# ACTIVIDAD 1
Responde con datos del texto sobre la precarización laboral de las mujeres:
(a) ¿A qué pruebas se somete a las trabajadoras durante la «selección» de personal?
(b) ¿Cuántas muertes anuales por accidentes y enfermedades laborales se indican para quienes trabajan «en blanco»?
(c) ¿Qué enfermedades laborales se mencionan entre paréntesis?
# ACTIVIDAD 2
Prolonga el texto sobre la precarización laboral de las mujeres a partir de su última oración.

# TEXTO PROPORCIONADO
───

Así, sin estabilidad laboral ni aportes jubilatorios, sin obra social y cobertura por maternidad, muchas veces nos obligan a elegir entre conservar el trabajo o interrumpir un embarazo deseado en condiciones inseguras. No pocas veces, nos vemos obligadas a ocultar la existencia de nuestros hijos para acceder a un puesto de trabajo y hasta somos sometidas a tests de embarazos durante la «selección» de personal. Además, estamos expuestas al acoso y abuso sexual por parte de patrones, gerentes, capataces o supervisores.
Junto con esto, la precarización aumentó la insalubridad: sólo para quienes trabajan «en blanco», 1.000 muertes anuales por accidentes y enfermedades laborales. El resto ni siquiera se registra. Las ART y las patronales se dan el lujo de ignorar estos padecimientos, amparados por el gobierno, el Ministerio de Trabajo y las burocracias sindicales, cómplices de este «genocidio de clase». Para nosotras, el trabajo repetitivo y los ritmos de producción cada vez más acelerados agravan las enfermedades laborales (tendinitis, túnel carpiano, hernias cervicales y de disco), que van desgastando nuestra salud de manera silenciosa: el simple dolor muscular, se agudiza con el tiempo y empezamos a transitar la incapacidad de por vida para cualquier otra tarea.

───

# DATOS DEL EJERCICIO
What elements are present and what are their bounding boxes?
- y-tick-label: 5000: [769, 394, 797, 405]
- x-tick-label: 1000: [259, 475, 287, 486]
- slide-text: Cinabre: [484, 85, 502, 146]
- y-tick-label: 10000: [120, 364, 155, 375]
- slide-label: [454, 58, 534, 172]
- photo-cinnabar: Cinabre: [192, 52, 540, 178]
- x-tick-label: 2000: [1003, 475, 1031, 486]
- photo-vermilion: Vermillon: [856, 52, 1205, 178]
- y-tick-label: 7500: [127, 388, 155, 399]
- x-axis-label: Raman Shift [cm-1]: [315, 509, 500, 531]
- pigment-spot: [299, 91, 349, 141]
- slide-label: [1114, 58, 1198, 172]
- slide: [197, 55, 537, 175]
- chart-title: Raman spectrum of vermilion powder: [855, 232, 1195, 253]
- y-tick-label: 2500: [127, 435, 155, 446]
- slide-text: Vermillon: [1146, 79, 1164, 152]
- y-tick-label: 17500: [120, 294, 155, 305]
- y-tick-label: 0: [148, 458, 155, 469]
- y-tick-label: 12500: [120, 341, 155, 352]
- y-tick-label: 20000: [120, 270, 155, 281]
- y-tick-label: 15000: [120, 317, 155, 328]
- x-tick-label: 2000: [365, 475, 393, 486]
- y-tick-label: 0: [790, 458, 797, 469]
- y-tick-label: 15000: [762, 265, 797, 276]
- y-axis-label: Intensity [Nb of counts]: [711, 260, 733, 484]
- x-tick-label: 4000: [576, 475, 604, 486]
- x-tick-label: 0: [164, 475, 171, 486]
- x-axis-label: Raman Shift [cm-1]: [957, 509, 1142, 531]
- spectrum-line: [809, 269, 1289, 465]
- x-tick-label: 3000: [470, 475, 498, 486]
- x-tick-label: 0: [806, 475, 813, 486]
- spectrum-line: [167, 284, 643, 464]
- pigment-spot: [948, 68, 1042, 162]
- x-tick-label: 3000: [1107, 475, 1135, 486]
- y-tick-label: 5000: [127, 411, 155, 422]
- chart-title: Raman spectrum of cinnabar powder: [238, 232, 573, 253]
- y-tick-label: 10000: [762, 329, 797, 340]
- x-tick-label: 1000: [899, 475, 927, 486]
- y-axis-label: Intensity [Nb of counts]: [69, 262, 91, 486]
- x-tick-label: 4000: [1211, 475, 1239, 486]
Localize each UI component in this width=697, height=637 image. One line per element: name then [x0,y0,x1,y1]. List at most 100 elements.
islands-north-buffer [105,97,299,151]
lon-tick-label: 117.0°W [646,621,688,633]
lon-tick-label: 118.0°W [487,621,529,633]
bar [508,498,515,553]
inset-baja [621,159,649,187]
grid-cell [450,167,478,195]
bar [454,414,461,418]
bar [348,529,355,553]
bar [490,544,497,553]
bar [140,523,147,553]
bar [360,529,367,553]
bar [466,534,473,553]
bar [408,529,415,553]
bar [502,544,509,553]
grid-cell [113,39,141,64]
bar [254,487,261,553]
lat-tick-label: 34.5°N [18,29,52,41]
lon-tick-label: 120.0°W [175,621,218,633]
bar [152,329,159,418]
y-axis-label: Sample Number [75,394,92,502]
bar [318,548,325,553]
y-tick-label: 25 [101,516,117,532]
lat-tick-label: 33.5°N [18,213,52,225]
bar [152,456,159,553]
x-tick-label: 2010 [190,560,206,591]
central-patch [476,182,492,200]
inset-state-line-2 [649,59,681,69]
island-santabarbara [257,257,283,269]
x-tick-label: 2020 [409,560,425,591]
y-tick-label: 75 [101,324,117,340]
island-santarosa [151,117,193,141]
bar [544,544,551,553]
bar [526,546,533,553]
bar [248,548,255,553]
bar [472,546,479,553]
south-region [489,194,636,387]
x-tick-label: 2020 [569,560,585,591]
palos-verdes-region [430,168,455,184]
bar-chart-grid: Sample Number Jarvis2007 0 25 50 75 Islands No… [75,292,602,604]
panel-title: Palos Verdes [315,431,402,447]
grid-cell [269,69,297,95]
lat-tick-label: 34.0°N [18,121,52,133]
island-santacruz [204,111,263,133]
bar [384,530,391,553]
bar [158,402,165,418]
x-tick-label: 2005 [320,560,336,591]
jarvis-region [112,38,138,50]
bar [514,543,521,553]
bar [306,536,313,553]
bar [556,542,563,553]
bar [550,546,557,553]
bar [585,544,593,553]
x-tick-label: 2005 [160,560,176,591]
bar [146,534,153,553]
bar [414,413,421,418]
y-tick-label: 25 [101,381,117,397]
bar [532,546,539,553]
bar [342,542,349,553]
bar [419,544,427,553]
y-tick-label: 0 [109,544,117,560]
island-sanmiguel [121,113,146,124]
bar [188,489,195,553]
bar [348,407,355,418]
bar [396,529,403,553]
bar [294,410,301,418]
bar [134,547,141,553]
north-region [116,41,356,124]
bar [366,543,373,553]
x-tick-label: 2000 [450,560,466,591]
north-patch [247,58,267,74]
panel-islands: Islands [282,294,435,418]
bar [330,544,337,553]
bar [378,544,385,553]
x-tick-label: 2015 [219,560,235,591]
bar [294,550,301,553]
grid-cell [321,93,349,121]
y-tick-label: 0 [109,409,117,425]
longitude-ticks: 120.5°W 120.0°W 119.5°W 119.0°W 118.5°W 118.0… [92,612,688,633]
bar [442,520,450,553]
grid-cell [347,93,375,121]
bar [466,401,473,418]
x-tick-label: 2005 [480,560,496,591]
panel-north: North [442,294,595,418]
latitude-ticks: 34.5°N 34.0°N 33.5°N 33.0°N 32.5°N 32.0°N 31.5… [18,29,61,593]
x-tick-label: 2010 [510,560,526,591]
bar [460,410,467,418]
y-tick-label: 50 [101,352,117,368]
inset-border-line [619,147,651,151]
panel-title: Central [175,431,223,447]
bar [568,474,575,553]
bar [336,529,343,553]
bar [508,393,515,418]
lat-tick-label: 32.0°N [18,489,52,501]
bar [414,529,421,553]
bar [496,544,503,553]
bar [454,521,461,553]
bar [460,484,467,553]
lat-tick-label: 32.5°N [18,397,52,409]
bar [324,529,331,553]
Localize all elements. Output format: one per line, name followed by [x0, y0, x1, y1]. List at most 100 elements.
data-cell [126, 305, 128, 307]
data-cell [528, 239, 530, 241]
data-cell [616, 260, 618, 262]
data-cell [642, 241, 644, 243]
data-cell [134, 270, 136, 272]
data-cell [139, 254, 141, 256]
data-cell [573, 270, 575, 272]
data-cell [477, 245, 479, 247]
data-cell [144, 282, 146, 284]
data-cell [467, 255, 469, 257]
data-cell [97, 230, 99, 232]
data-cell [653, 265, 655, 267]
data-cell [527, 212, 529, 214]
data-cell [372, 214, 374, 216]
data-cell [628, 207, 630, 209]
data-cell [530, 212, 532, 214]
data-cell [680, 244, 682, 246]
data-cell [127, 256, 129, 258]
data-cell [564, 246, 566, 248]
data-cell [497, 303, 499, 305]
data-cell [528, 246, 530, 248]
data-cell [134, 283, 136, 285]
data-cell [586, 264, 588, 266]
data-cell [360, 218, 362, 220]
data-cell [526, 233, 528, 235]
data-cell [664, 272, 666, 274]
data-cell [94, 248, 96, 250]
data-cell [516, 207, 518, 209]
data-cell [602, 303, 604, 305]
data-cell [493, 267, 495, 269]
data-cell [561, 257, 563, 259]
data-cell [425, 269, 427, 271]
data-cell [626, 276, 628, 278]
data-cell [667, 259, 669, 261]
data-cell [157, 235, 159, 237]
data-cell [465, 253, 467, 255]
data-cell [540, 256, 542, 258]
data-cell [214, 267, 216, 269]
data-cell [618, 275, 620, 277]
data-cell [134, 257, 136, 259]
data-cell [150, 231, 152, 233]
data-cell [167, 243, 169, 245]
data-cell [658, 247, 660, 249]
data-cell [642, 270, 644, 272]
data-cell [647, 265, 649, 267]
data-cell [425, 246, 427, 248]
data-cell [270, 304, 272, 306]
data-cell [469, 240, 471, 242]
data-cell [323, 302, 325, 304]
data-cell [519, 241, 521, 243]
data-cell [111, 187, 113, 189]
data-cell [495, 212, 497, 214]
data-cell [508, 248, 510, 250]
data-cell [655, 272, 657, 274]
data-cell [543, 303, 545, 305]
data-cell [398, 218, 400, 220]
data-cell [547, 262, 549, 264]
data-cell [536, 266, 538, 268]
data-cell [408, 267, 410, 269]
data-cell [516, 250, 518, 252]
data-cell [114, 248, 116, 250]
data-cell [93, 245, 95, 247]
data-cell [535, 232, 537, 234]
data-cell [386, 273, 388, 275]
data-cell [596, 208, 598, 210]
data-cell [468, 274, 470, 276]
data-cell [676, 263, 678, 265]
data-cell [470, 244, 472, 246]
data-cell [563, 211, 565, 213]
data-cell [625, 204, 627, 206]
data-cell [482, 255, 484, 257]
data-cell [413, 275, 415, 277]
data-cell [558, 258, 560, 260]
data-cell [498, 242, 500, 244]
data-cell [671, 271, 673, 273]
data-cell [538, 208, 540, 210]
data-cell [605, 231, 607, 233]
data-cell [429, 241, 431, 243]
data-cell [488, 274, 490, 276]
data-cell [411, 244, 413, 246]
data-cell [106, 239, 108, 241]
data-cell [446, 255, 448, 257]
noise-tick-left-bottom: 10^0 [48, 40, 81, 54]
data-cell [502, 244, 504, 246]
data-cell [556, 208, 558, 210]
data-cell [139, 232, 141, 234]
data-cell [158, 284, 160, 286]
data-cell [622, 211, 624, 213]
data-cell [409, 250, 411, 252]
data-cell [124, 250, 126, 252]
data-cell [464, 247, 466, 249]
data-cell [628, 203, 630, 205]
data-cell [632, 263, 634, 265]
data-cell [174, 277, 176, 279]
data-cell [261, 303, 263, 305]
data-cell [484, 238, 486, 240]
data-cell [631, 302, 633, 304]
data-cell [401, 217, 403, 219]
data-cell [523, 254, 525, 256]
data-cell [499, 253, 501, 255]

───

# ESPACIO DE RESPUESTA 1
(a) A tests de embarazo.
(b) 1.000 muertes anuales.
(c) Tendinitis, túnel carpiano, hernias cervicales y de disco.

# ESPACIO DE RESPUESTA 2
Además, nos discriminan y nos tratan como material descartable, cuando cargamos con la incapacidad que nos genera la misma patronal. Pero si las trabajadoras nos rebelamos ante los maltratos y abusos de patrones y superiores, éstos -aprovechándose de sus cargos-, nos hostigan y persiguen, nos despiden o nos obligan a renunciar. ¡Ni siquiera nos permiten organizarnos! Para eso cuentan con la complicidad de las burocracias sindicales, que han dejado pasar todas las reformas laborales a lo largo de estos años. Esto no es nuevo: a medida que nuestras organizaciones se fueron burocratizando, la participación de las mujeres en la vida sindical se fue reduciendo.
Cuando las mujeres queremos tomar en nuestras manos la resolución de nuestros problemas nos dicen que con el 30% de mujeres en los puestos sindicales se resuelve todo. ¡Pero nosotras sabemos bien que sólo el 12% de los establecimientos cuenta con delegados o comisiones internas, y ese famoso 30% del cupo femenino en los sindicatos no resuelve nada! Porque aunque nos dieran más puestos, lo que en realidad necesitamos es recuperar las organizaciones obreras de manos de la burocracia, para que luchen realmente por los derechos de todos los trabajadores efectivos, contratados, precarizados… Cuando no hay democracia en un sindicato es evidente que las voces de los sectores más explotados del movimiento obrero, como las mujeres, estará completamente ausente.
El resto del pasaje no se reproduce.